**REQUEST**
Gather all lines containing the string "schedule" and copy them out.

**SUPPLIED MATERIAL**
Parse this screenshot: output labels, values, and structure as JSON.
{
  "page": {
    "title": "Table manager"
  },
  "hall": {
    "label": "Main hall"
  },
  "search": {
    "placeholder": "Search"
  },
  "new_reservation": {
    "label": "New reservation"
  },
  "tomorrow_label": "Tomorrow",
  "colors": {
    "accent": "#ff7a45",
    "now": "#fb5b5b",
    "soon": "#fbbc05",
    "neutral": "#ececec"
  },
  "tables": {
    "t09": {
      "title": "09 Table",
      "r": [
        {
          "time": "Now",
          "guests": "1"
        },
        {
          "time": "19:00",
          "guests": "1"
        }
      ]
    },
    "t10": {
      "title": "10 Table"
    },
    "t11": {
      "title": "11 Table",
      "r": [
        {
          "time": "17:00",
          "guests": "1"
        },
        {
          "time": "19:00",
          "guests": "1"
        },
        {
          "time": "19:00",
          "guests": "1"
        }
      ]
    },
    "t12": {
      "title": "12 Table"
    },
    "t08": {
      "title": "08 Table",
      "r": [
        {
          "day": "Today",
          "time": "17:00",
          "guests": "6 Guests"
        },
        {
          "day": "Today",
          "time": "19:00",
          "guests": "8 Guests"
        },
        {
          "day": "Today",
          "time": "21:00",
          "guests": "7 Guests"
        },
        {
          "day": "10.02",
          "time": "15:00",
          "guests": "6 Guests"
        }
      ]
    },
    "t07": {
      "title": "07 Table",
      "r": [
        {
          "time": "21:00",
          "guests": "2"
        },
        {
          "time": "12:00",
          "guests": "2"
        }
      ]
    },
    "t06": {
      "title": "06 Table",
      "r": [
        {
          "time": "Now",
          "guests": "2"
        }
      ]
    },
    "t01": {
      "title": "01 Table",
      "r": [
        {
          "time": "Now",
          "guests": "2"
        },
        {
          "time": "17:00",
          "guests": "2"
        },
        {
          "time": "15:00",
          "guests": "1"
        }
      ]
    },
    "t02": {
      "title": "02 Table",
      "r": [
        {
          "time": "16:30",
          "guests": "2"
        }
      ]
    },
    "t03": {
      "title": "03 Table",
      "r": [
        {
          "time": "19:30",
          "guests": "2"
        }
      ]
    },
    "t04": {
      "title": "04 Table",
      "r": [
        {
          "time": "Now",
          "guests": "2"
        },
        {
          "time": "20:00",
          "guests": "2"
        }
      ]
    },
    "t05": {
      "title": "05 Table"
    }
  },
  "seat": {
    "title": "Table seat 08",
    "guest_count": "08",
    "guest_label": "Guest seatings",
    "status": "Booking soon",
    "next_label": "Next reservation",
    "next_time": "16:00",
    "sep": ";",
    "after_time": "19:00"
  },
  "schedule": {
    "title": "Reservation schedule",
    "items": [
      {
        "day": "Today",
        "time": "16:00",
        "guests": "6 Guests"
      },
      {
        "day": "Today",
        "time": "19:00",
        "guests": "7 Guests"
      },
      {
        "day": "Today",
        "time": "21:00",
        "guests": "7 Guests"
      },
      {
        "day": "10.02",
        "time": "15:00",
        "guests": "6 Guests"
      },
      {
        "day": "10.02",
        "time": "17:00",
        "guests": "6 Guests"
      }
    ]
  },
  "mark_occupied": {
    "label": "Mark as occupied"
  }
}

**COMPLETED EXERCISE**
  "schedule": {
    "title": "Reservation schedule",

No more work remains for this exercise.